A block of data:
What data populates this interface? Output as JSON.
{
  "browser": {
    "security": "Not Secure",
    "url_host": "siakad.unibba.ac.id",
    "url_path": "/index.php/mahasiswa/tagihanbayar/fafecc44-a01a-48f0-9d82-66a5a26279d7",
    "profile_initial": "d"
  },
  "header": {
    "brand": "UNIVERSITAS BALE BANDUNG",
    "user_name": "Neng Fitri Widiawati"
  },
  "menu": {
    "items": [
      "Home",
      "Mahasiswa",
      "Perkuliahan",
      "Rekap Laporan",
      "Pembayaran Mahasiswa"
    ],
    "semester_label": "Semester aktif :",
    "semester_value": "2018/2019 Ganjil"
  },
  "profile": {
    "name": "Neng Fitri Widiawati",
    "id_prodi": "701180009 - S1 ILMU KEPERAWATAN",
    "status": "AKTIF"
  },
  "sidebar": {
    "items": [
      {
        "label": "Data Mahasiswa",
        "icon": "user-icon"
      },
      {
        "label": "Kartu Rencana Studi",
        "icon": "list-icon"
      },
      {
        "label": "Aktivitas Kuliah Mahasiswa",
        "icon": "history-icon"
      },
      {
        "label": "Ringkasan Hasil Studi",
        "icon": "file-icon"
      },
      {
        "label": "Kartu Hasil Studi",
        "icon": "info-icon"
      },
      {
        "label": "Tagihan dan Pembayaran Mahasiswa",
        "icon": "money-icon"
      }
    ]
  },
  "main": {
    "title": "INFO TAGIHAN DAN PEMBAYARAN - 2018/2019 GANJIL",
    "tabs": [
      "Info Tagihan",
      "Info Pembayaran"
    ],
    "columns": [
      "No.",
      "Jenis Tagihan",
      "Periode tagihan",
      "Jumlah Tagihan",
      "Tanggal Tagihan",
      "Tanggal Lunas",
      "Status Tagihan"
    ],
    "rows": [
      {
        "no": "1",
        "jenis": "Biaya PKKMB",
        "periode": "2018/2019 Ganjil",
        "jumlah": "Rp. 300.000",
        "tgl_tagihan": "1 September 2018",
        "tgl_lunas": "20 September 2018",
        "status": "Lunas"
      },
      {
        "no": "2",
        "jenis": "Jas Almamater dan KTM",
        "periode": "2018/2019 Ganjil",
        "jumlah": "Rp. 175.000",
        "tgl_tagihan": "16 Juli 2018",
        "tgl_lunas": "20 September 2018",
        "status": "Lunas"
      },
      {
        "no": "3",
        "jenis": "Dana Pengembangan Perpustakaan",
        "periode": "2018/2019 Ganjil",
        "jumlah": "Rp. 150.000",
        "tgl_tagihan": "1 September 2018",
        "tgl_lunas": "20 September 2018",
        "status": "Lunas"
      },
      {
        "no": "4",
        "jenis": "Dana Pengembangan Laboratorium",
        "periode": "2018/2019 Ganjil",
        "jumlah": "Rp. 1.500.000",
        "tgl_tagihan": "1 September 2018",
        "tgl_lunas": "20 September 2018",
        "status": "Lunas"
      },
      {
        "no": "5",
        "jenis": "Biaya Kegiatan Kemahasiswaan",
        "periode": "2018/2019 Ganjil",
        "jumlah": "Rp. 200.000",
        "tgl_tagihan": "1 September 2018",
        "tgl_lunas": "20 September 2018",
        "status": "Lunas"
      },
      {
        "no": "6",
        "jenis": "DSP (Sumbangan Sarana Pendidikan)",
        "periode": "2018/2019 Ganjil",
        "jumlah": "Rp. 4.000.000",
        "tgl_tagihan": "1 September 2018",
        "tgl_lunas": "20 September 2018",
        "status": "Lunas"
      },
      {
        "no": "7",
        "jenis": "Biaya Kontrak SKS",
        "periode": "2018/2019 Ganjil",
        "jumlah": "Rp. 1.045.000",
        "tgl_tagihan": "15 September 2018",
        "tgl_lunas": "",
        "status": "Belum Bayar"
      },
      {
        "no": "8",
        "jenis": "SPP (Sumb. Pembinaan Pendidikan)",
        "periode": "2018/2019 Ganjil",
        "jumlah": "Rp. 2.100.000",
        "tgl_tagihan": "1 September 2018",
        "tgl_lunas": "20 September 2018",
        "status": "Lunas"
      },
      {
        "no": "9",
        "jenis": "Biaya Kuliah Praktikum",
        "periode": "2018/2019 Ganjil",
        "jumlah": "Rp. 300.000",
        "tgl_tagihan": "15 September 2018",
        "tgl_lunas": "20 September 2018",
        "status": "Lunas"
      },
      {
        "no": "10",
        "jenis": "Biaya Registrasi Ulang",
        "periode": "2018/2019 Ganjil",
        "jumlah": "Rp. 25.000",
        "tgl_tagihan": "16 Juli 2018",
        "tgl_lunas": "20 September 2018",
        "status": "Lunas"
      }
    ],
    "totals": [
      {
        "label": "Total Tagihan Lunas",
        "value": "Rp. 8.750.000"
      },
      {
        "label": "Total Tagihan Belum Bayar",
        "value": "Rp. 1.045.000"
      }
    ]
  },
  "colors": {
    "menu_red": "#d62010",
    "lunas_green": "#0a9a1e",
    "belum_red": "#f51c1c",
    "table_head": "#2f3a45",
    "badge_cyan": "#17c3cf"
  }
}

> [TASK DIRECTIONS]
Gather all lines from the records above in which "Neng" appears.

> [RESULT FOR THIS EXERCISE]
    "user_name": "Neng Fitri Widiawati"
    "name": "Neng Fitri Widiawati",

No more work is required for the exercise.